Dataset listings of figures
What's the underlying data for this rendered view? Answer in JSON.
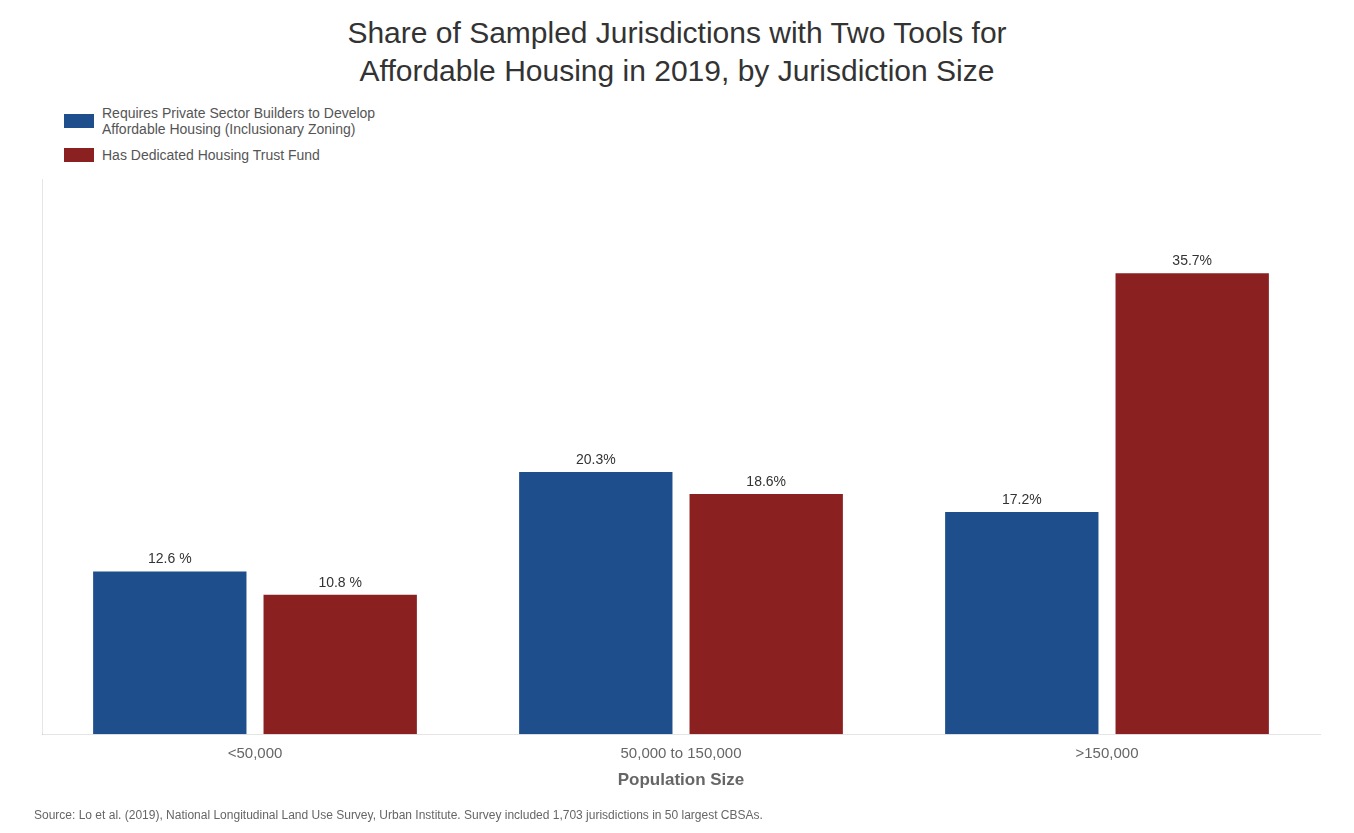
{
  "chart_data": {
    "type": "bar",
    "title": [
      "Share of Sampled Jurisdictions with Two Tools for",
      "Affordable Housing in 2019, by Jurisdiction Size"
    ],
    "categories": [
      "<50,000",
      "50,000 to 150,000",
      ">150,000"
    ],
    "series": [
      {
        "name": "Requires Private Sector Builders to Develop\nAffordable Housing (Inclusionary Zoning)",
        "color": "#1F4E8C",
        "values": [
          12.6,
          20.3,
          17.2
        ],
        "value_labels": [
          "12.6 %",
          "20.3%",
          "17.2%"
        ]
      },
      {
        "name": "Has Dedicated Housing Trust Fund",
        "color": "#8B2020",
        "values": [
          10.8,
          18.6,
          35.7
        ],
        "value_labels": [
          "10.8 %",
          "18.6%",
          "35.7%"
        ]
      }
    ],
    "xlabel": "Population Size",
    "source": "Source: Lo et al. (2019), National Longitudinal Land Use Survey, Urban Institute. Survey included 1,703 jurisdictions in 50 largest CBSAs.",
    "ylim": [
      0,
      43
    ],
    "tick_labels": "x",
    "data_labels": true,
    "grid": false,
    "legend": "upper left"
  }
}
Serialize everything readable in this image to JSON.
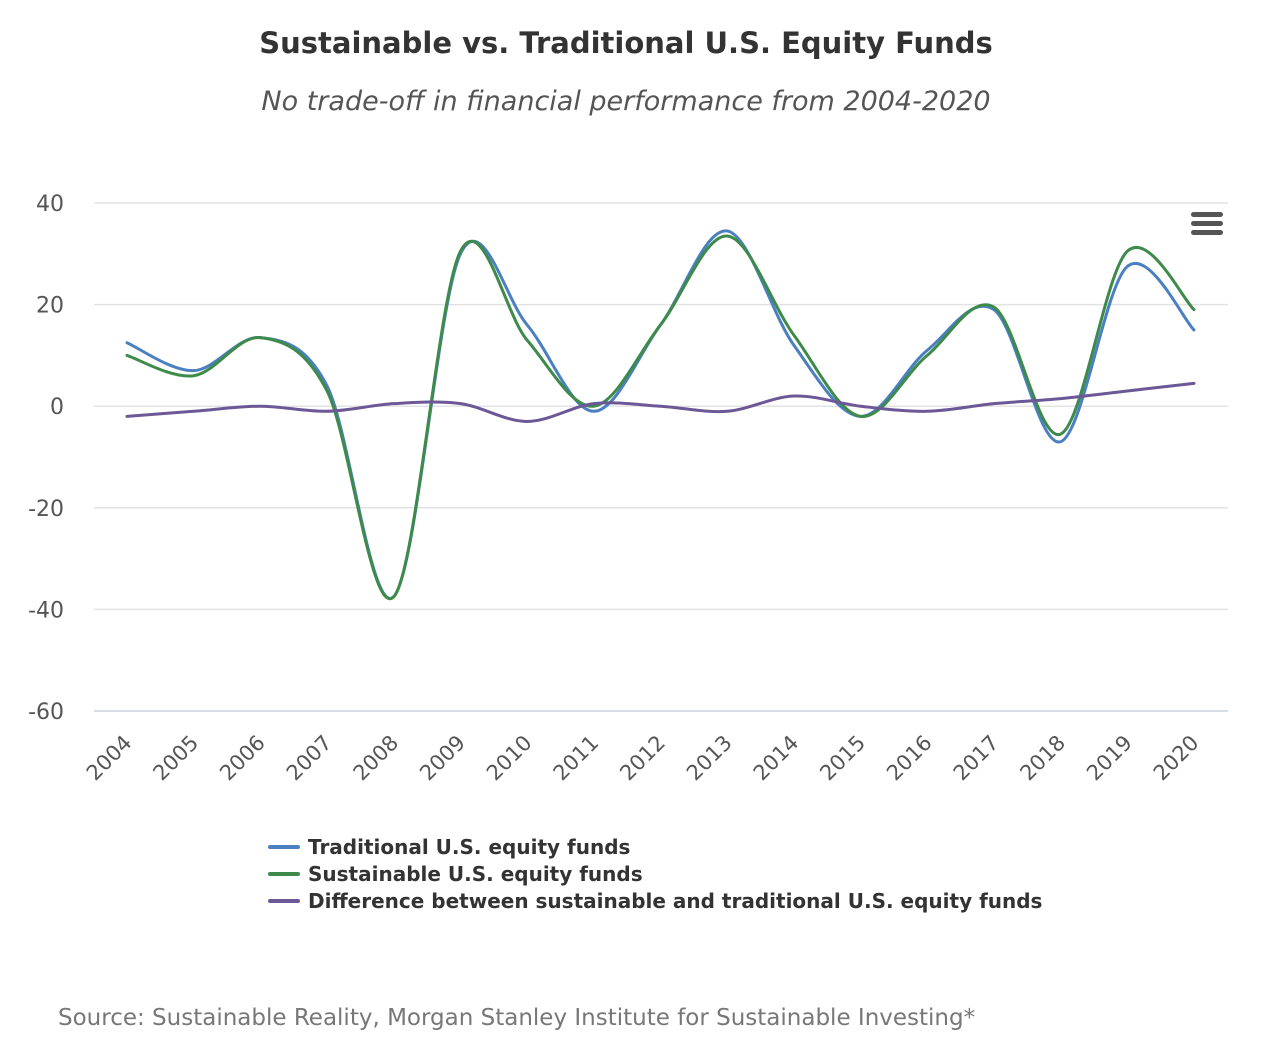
{
  "chart_data": {
    "type": "line",
    "title": "Sustainable vs. Traditional U.S. Equity Funds",
    "subtitle": "No trade-off in financial performance from 2004-2020",
    "xlabel": "",
    "ylabel": "",
    "ylim": [
      -60,
      40
    ],
    "yticks": [
      "40",
      "20",
      "0",
      "-20",
      "-40",
      "-60"
    ],
    "grid": true,
    "legend_position": "bottom-left",
    "x": [
      "2004",
      "2005",
      "2006",
      "2007",
      "2008",
      "2009",
      "2010",
      "2011",
      "2012",
      "2013",
      "2014",
      "2015",
      "2016",
      "2017",
      "2018",
      "2019",
      "2020"
    ],
    "series": [
      {
        "name": "Traditional U.S. equity funds",
        "color": "#4a7fc1",
        "values": [
          12.5,
          7,
          13.5,
          4,
          -37.5,
          30,
          16,
          -1,
          16,
          34.5,
          12,
          -2,
          11,
          19,
          -7,
          27.5,
          15
        ]
      },
      {
        "name": "Sustainable U.S. equity funds",
        "color": "#3d8a4a",
        "values": [
          10,
          6,
          13.5,
          3,
          -37.5,
          30.5,
          13,
          0,
          16,
          33.5,
          14,
          -2,
          10,
          19.5,
          -5.5,
          30.5,
          19
        ]
      },
      {
        "name": "Difference between sustainable and traditional U.S. equity funds",
        "color": "#6c5896",
        "values": [
          -2,
          -1,
          0,
          -1,
          0.5,
          0.5,
          -3,
          0.5,
          0,
          -1,
          2,
          0,
          -1,
          0.5,
          1.5,
          3,
          4.5
        ]
      }
    ]
  },
  "source": {
    "text": "Source: Sustainable Reality, Morgan Stanley Institute for Sustainable Investing*"
  },
  "toolbar": {
    "menu_icon": "hamburger-menu-icon"
  }
}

What to do
Every line of the data should be copied as it stands, without the images.

The answer
What's the underlying data for this rendered view? Answer in JSON.
{
  "chart_data": {
    "type": "bar",
    "title": [
      "Share of Sampled Jurisdictions with Two Tools for",
      "Affordable Housing in 2019, by Jurisdiction Size"
    ],
    "categories": [
      "<50,000",
      "50,000 to 150,000",
      ">150,000"
    ],
    "series": [
      {
        "name": "Requires Private Sector Builders to Develop\nAffordable Housing (Inclusionary Zoning)",
        "color": "#1F4E8C",
        "values": [
          12.6,
          20.3,
          17.2
        ],
        "value_labels": [
          "12.6 %",
          "20.3%",
          "17.2%"
        ]
      },
      {
        "name": "Has Dedicated Housing Trust Fund",
        "color": "#8B2020",
        "values": [
          10.8,
          18.6,
          35.7
        ],
        "value_labels": [
          "10.8 %",
          "18.6%",
          "35.7%"
        ]
      }
    ],
    "xlabel": "Population Size",
    "source": "Source: Lo et al. (2019), National Longitudinal Land Use Survey, Urban Institute. Survey included 1,703 jurisdictions in 50 largest CBSAs.",
    "ylim": [
      0,
      43
    ],
    "tick_labels": "x",
    "data_labels": true,
    "grid": false,
    "legend": "upper left"
  }
}
Serialize everything readable in this image to JSON.
{
  "chart_data": {
    "type": "line",
    "title": "Sustainable vs. Traditional U.S. Equity Funds",
    "subtitle": "No trade-off in financial performance from 2004-2020",
    "xlabel": "",
    "ylabel": "",
    "ylim": [
      -60,
      40
    ],
    "yticks": [
      "40",
      "20",
      "0",
      "-20",
      "-40",
      "-60"
    ],
    "grid": true,
    "legend_position": "bottom-left",
    "x": [
      "2004",
      "2005",
      "2006",
      "2007",
      "2008",
      "2009",
      "2010",
      "2011",
      "2012",
      "2013",
      "2014",
      "2015",
      "2016",
      "2017",
      "2018",
      "2019",
      "2020"
    ],
    "series": [
      {
        "name": "Traditional U.S. equity funds",
        "color": "#4a7fc1",
        "values": [
          12.5,
          7,
          13.5,
          4,
          -37.5,
          30,
          16,
          -1,
          16,
          34.5,
          12,
          -2,
          11,
          19,
          -7,
          27.5,
          15
        ]
      },
      {
        "name": "Sustainable U.S. equity funds",
        "color": "#3d8a4a",
        "values": [
          10,
          6,
          13.5,
          3,
          -37.5,
          30.5,
          13,
          0,
          16,
          33.5,
          14,
          -2,
          10,
          19.5,
          -5.5,
          30.5,
          19
        ]
      },
      {
        "name": "Difference between sustainable and traditional U.S. equity funds",
        "color": "#6c5896",
        "values": [
          -2,
          -1,
          0,
          -1,
          0.5,
          0.5,
          -3,
          0.5,
          0,
          -1,
          2,
          0,
          -1,
          0.5,
          1.5,
          3,
          4.5
        ]
      }
    ]
  },
  "source": {
    "text": "Source: Sustainable Reality, Morgan Stanley Institute for Sustainable Investing*"
  },
  "toolbar": {
    "menu_icon": "hamburger-menu-icon"
  }
}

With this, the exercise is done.